Exercise prompt: Show each line that has the string "this" in it.
::: Task inputs
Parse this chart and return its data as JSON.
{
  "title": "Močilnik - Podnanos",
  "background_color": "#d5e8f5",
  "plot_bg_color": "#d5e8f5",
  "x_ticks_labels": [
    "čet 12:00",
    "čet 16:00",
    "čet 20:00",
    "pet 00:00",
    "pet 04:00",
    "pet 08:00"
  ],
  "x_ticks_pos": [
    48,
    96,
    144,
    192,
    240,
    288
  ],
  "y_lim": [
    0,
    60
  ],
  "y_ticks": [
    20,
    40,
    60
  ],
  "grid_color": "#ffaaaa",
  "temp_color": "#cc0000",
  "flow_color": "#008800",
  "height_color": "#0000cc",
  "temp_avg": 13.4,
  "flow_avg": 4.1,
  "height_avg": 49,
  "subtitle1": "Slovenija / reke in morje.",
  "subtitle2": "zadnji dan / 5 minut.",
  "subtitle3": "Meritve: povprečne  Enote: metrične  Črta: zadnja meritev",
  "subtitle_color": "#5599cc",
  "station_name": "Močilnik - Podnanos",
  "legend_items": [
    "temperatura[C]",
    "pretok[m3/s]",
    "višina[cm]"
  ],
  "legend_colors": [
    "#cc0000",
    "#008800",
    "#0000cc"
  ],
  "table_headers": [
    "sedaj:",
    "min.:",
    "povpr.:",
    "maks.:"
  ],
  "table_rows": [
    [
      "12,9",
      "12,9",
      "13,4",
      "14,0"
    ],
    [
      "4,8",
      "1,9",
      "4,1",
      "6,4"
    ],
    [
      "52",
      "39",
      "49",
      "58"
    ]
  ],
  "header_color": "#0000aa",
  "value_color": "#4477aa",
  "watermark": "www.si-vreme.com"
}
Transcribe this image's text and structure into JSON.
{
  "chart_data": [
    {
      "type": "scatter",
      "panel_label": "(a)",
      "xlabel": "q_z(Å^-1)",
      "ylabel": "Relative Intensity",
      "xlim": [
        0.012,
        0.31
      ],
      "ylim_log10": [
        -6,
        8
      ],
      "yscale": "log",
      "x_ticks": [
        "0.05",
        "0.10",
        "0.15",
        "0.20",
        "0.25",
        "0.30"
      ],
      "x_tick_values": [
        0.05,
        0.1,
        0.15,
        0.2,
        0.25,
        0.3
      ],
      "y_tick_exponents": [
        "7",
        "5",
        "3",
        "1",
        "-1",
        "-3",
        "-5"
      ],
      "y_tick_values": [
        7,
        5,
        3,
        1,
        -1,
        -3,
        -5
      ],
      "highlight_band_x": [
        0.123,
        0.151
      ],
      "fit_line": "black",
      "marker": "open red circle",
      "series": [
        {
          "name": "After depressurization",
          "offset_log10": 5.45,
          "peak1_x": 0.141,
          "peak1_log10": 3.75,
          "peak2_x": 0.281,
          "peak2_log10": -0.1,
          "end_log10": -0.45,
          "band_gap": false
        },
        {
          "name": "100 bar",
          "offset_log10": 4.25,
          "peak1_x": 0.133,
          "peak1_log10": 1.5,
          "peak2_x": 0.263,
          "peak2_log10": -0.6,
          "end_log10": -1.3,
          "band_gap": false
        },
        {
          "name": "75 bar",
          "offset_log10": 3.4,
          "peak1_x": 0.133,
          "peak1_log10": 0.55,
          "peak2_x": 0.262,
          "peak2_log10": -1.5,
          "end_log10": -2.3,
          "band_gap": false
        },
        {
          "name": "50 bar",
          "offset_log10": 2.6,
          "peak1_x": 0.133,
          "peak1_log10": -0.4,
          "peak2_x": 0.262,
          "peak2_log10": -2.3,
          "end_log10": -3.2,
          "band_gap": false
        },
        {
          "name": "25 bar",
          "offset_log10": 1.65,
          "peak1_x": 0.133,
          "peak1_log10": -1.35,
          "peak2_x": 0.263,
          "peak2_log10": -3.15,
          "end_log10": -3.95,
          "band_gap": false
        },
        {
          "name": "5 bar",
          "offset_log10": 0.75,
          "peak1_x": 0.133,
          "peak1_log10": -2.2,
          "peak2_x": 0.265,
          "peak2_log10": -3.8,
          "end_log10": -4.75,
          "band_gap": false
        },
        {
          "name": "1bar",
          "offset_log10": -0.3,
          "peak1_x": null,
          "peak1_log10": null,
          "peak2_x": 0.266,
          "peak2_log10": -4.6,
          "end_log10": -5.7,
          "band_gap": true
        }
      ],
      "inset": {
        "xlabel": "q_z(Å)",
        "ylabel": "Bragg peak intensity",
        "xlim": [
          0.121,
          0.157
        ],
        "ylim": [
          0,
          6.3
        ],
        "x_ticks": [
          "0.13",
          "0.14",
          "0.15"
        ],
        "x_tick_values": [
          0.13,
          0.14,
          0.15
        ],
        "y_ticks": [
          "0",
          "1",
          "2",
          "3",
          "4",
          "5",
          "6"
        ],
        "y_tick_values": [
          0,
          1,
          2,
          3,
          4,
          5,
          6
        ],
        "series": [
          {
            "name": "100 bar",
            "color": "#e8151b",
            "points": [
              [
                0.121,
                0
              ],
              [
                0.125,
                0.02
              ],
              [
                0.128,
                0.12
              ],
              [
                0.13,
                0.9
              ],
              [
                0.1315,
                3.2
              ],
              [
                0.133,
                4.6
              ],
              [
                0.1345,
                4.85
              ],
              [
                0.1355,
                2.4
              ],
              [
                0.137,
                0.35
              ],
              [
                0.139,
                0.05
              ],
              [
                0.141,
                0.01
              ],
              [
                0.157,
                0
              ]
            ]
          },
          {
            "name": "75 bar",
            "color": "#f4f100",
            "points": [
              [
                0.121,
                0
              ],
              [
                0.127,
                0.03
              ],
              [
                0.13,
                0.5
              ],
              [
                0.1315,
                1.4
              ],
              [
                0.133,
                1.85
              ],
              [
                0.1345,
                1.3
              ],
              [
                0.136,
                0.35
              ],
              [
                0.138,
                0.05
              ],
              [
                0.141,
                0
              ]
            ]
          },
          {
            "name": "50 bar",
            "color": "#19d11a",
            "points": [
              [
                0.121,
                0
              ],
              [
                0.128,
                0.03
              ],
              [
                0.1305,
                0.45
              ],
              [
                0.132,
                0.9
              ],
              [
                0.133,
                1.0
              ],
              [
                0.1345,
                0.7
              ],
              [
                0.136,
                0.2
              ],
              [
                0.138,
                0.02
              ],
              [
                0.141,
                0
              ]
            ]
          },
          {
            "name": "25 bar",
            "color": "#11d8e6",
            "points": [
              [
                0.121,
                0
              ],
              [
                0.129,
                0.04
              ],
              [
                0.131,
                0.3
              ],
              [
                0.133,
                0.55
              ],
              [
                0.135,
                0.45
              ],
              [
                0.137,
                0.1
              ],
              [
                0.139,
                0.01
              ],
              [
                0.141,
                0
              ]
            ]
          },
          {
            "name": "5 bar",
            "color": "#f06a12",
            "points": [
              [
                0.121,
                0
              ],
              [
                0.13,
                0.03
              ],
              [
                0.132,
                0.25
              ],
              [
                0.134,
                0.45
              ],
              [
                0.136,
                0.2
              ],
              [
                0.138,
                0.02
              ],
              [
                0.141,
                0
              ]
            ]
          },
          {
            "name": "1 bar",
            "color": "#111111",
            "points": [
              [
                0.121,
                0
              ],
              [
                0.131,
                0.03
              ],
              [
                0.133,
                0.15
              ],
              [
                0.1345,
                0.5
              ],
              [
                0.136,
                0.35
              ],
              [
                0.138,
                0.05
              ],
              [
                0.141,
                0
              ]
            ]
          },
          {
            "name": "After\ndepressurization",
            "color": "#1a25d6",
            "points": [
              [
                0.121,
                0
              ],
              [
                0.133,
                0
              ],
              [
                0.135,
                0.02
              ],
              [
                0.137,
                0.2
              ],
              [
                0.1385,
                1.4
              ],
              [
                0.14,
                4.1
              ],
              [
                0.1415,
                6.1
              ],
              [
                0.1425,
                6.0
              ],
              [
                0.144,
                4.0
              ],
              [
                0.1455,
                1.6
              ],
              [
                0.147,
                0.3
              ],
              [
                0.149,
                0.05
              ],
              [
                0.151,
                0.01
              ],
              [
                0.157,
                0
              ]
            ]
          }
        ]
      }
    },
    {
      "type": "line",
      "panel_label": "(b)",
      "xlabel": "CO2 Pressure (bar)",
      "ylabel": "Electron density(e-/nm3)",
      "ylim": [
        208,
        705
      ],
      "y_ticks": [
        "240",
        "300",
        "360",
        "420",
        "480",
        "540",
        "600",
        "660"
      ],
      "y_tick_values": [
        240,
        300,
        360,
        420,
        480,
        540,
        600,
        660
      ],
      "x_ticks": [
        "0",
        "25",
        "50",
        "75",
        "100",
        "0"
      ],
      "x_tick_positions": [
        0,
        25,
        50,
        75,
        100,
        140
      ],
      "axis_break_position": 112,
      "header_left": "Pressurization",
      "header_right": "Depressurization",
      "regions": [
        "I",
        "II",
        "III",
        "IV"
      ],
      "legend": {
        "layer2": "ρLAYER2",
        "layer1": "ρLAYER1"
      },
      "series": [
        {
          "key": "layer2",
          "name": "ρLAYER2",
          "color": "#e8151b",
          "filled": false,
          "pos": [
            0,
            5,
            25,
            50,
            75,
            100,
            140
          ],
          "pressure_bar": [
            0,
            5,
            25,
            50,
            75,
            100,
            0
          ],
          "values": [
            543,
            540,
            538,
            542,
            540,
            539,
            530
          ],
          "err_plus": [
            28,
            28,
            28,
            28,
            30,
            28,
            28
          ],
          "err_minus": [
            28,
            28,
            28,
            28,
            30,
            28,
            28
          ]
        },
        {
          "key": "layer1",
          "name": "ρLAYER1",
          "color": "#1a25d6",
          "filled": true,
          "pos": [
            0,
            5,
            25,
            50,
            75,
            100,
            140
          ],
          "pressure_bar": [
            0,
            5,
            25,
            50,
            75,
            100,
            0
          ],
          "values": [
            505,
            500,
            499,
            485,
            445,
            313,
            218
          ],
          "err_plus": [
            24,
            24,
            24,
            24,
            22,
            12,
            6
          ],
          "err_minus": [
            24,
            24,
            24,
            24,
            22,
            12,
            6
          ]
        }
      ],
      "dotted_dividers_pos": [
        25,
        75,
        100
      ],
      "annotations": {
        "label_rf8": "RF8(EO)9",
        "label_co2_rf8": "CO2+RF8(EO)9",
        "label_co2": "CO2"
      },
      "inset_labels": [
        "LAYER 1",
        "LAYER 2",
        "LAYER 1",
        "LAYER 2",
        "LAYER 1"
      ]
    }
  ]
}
::::::
Exercise answer:
Parse this chart and return its data as JSON.
Transcribe this image's text and structure into JSON.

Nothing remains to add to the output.